Reproduce the listing verbatim.

[Source records]
++++++++++
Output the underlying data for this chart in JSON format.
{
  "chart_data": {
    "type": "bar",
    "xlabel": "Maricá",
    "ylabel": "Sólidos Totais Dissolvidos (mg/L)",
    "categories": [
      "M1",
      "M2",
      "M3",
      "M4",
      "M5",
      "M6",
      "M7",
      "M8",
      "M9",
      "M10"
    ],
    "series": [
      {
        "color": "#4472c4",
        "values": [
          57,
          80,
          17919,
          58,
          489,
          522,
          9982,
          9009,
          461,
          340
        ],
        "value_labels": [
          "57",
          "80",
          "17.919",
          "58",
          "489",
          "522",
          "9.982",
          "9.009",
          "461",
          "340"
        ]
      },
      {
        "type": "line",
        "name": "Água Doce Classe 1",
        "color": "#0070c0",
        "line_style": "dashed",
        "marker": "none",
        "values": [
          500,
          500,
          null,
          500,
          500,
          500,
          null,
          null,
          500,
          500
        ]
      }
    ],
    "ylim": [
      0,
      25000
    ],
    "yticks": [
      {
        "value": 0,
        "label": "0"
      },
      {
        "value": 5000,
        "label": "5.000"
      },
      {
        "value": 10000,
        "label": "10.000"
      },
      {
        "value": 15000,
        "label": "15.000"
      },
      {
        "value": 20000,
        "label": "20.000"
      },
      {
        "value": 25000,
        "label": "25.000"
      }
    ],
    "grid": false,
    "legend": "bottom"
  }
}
++++++++++
- _WRITTEN ANSWER_:
Output the underlying data for this chart in JSON format.
{
  "chart_data": {
    "type": "bar",
    "xlabel": "Maricá",
    "ylabel": "Sólidos Totais Dissolvidos (mg/L)",
    "categories": [
      "M1",
      "M2",
      "M3",
      "M4",
      "M5",
      "M6",
      "M7",
      "M8",
      "M9",
      "M10"
    ],
    "series": [
      {
        "color": "#4472c4",
        "values": [
          57,
          80,
          17919,
          58,
          489,
          522,
          9982,
          9009,
          461,
          340
        ],
        "value_labels": [
          "57",
          "80",
          "17.919",
          "58",
          "489",
          "522",
          "9.982",
          "9.009",
          "461",
          "340"
        ]
      },
      {
        "type": "line",
        "name": "Água Doce Classe 1",
        "color": "#0070c0",
        "line_style": "dashed",
        "marker": "none",
        "values": [
          500,
          500,
          null,
          500,
          500,
          500,
          null,
          null,
          500,
          500
        ]
      }
    ],
    "ylim": [
      0,
      25000
    ],
    "yticks": [
      {
        "value": 0,
        "label": "0"
      },
      {
        "value": 5000,
        "label": "5.000"
      },
      {
        "value": 10000,
        "label": "10.000"
      },
      {
        "value": 15000,
        "label": "15.000"
      },
      {
        "value": 20000,
        "label": "20.000"
      },
      {
        "value": 25000,
        "label": "25.000"
      }
    ],
    "grid": false,
    "legend": "bottom"
  }
}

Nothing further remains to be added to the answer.